#### PROBLEM REQUIREMENTS
Locate the lines that hold the string "automatically". Copy every such line.

[start of RECORDS SHOWN]

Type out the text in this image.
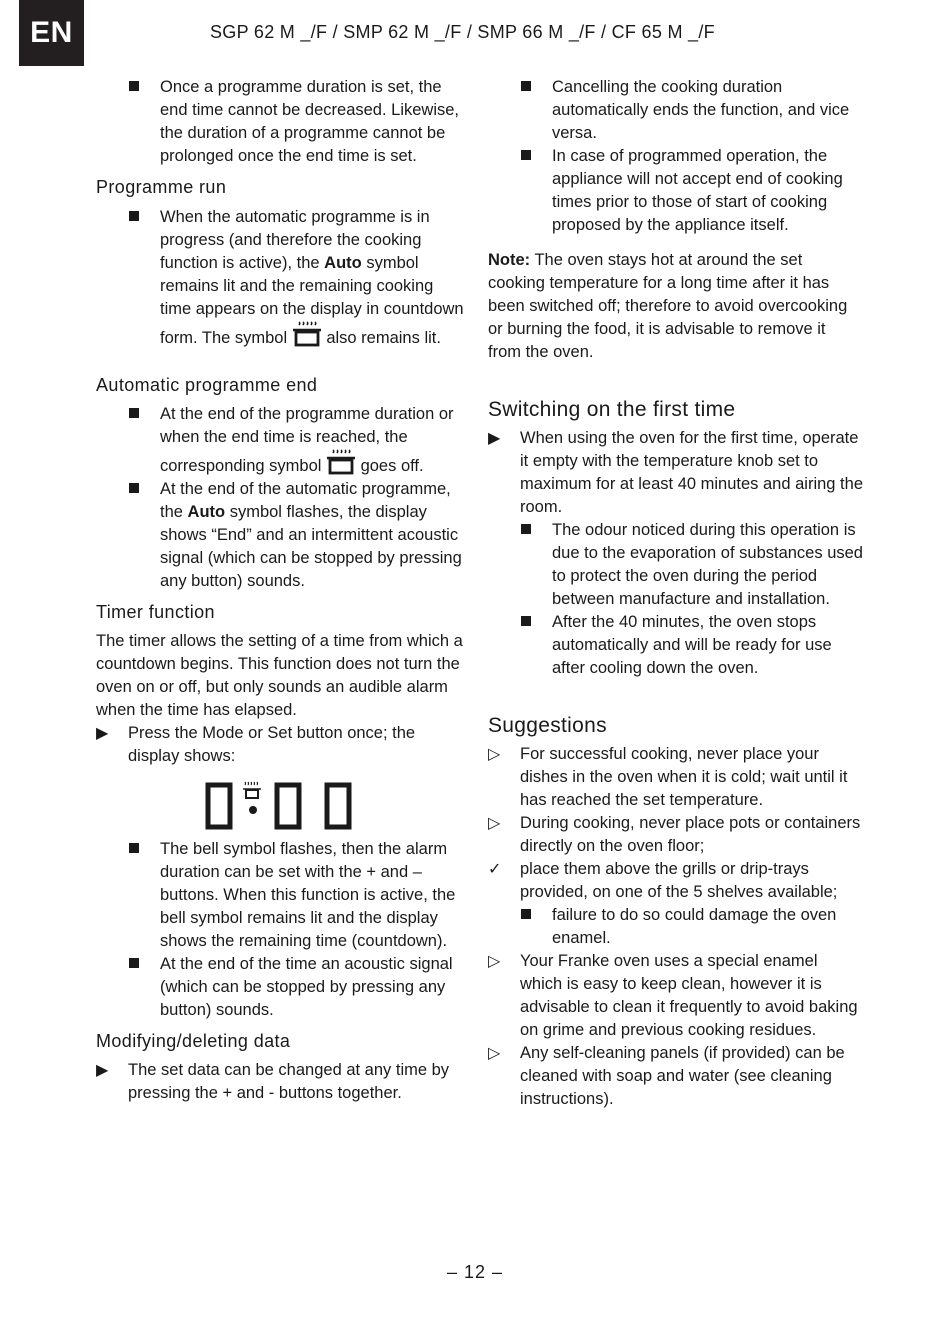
EN	SGP 62 M _/F / SMP 62 M _/F / SMP 66 M _/F / CF 65 M _/F
Once a programme duration is set, the end time cannot be decreased. Likewise, the duration of a programme cannot be prolonged once the end time is set.
Programme run
When the automatic programme is in progress (and therefore the cooking function is active), the Auto symbol remains lit and the remaining cooking time appears on the display in countdown form. The symbol  also remains lit.
Automatic programme end
At the end of the programme duration or when the end time is reached, the corresponding symbol  goes off.
At the end of the automatic programme, the Auto symbol flashes, the display shows “End” and an intermittent acoustic signal (which can be stopped by pressing any button) sounds.
Timer function

The timer allows the setting of a time from which a countdown begins. This function does not turn the oven on or off, but only sounds an audible alarm when the time has elapsed.

▶ Press the Mode or Set button once; the display shows:
The bell symbol flashes, then the alarm duration can be set with the + and – buttons. When this function is active, the bell symbol remains lit and the display shows the remaining time (countdown).
At the end of the time an acoustic signal (which can be stopped by pressing any button) sounds.
Modifying/deleting data
▶ The set data can be changed at any time by pressing the + and - buttons together.
Cancelling the cooking duration automatically ends the function, and vice versa.
In case of programmed operation, the appliance will not accept end of cooking times prior to those of start of cooking proposed by the appliance itself.

Note: The oven stays hot at around the set cooking temperature for a long time after it has been switched off; therefore to avoid overcooking or burning the food, it is advisable to remove it from the oven.

Switching on the first time
▶ When using the oven for the first time, operate it empty with the temperature knob set to maximum for at least 40 minutes and airing the room.
The odour noticed during this operation is due to the evaporation of substances used to protect the oven during the period between manufacture and installation.
After the 40 minutes, the oven stops automatically and will be ready for use after cooling down the oven.
Suggestions
▷ For successful cooking, never place your dishes in the oven when it is cold; wait until it has reached the set temperature.
▷ During cooking, never place pots or containers directly on the oven floor;
✓ place them above the grills or drip-trays provided, on one of the 5 shelves available;
failure to do so could damage the oven enamel.
▷ Your Franke oven uses a special enamel which is easy to keep clean, however it is advisable to clean it frequently to avoid baking on grime and previous cooking residues.
▷ Any self-cleaning panels (if provided) can be cleaned with soap and water (see cleaning instructions).
– 12 –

[end of RECORDS SHOWN]

#### SOLUTION BELOW
Cancelling the cooking duration automatically ends the function, and vice versa.
After the 40 minutes, the oven stops automatically and will be ready for use after cooling down the oven.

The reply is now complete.